Figure record listings:
-=-=-=-=-

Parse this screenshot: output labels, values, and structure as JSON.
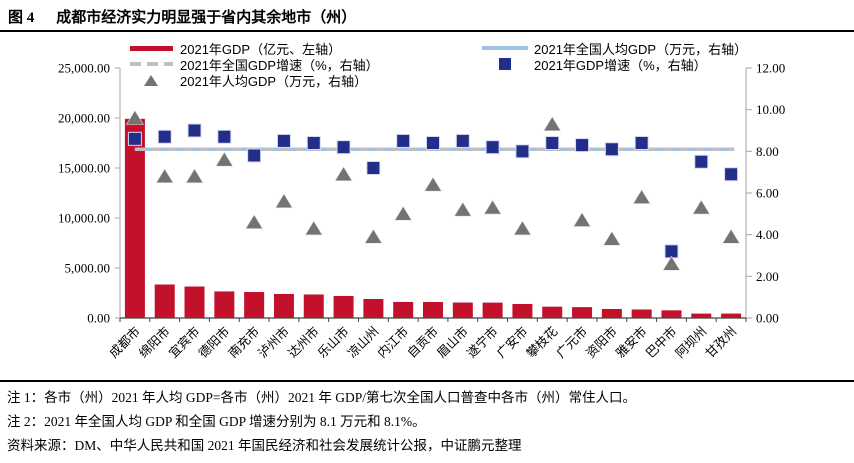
{
  "header": {
    "figure_label": "图 4",
    "title": "成都市经济实力明显强于省内其余地市（州）"
  },
  "chart_data": {
    "type": "combo",
    "categories": [
      "成都市",
      "绵阳市",
      "宜宾市",
      "德阳市",
      "南充市",
      "泸州市",
      "达州市",
      "乐山市",
      "凉山州",
      "内江市",
      "自贡市",
      "眉山市",
      "遂宁市",
      "广安市",
      "攀枝花",
      "广元市",
      "资阳市",
      "雅安市",
      "巴中市",
      "阿坝州",
      "甘孜州"
    ],
    "series": [
      {
        "name": "2021年GDP（亿元、左轴）",
        "type": "bar",
        "axis": "left",
        "color": "#C3112B",
        "values": [
          19917,
          3350,
          3148,
          2657,
          2602,
          2406,
          2352,
          2205,
          1901,
          1605,
          1601,
          1547,
          1539,
          1401,
          1133,
          1086,
          903,
          852,
          766,
          441,
          443
        ]
      },
      {
        "name": "2021年全国GDP增速（%，右轴）",
        "type": "line-dashed",
        "axis": "right",
        "color": "#BFBFBF",
        "value": 8.1
      },
      {
        "name": "2021年人均GDP（万元，右轴）",
        "type": "scatter-triangle",
        "axis": "right",
        "color": "#737373",
        "values": [
          9.6,
          6.8,
          6.8,
          7.6,
          4.6,
          5.6,
          4.3,
          6.9,
          3.9,
          5.0,
          6.4,
          5.2,
          5.3,
          4.3,
          9.3,
          4.7,
          3.8,
          5.8,
          2.6,
          5.3,
          3.9
        ]
      },
      {
        "name": "2021年全国人均GDP（万元，右轴）",
        "type": "line",
        "axis": "right",
        "color": "#9DC3E6",
        "value": 8.1
      },
      {
        "name": "2021年GDP增速（%，右轴）",
        "type": "scatter-square",
        "axis": "right",
        "color": "#232E8B",
        "values": [
          8.6,
          8.7,
          9.0,
          8.7,
          7.8,
          8.5,
          8.4,
          8.2,
          7.2,
          8.5,
          8.4,
          8.5,
          8.2,
          8.0,
          8.4,
          8.3,
          8.1,
          8.4,
          3.2,
          7.5,
          6.9
        ]
      }
    ],
    "left_axis": {
      "min": 0,
      "max": 25000,
      "ticks": [
        "0.00",
        "5,000.00",
        "10,000.00",
        "15,000.00",
        "20,000.00",
        "25,000.00"
      ]
    },
    "right_axis": {
      "min": 0,
      "max": 12,
      "ticks": [
        "0.00",
        "2.00",
        "4.00",
        "6.00",
        "8.00",
        "10.00",
        "12.00"
      ]
    },
    "grid": false,
    "legend_position": "top-inside"
  },
  "notes": [
    "注 1：各市（州）2021 年人均 GDP=各市（州）2021 年 GDP/第七次全国人口普查中各市（州）常住人口。",
    "注 2：2021 年全国人均 GDP 和全国 GDP 增速分别为 8.1 万元和 8.1%。",
    "资料来源：DM、中华人民共和国 2021 年国民经济和社会发展统计公报，中证鹏元整理"
  ],
  "colors": {
    "bar_red": "#C3112B",
    "growth_square_navy": "#232E8B",
    "national_per_capita_blue": "#9DC3E6",
    "national_growth_dash_gray": "#BFBFBF",
    "per_capita_triangle_gray": "#737373",
    "axis_gray": "#A6A6A6",
    "baseline_dark": "#404040"
  }
}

-=-=-=-=-

Go through the material line by line. Show each line that contains the string "BFBFBF".

        "color": "#BFBFBF",
    "national_growth_dash_gray": "#BFBFBF",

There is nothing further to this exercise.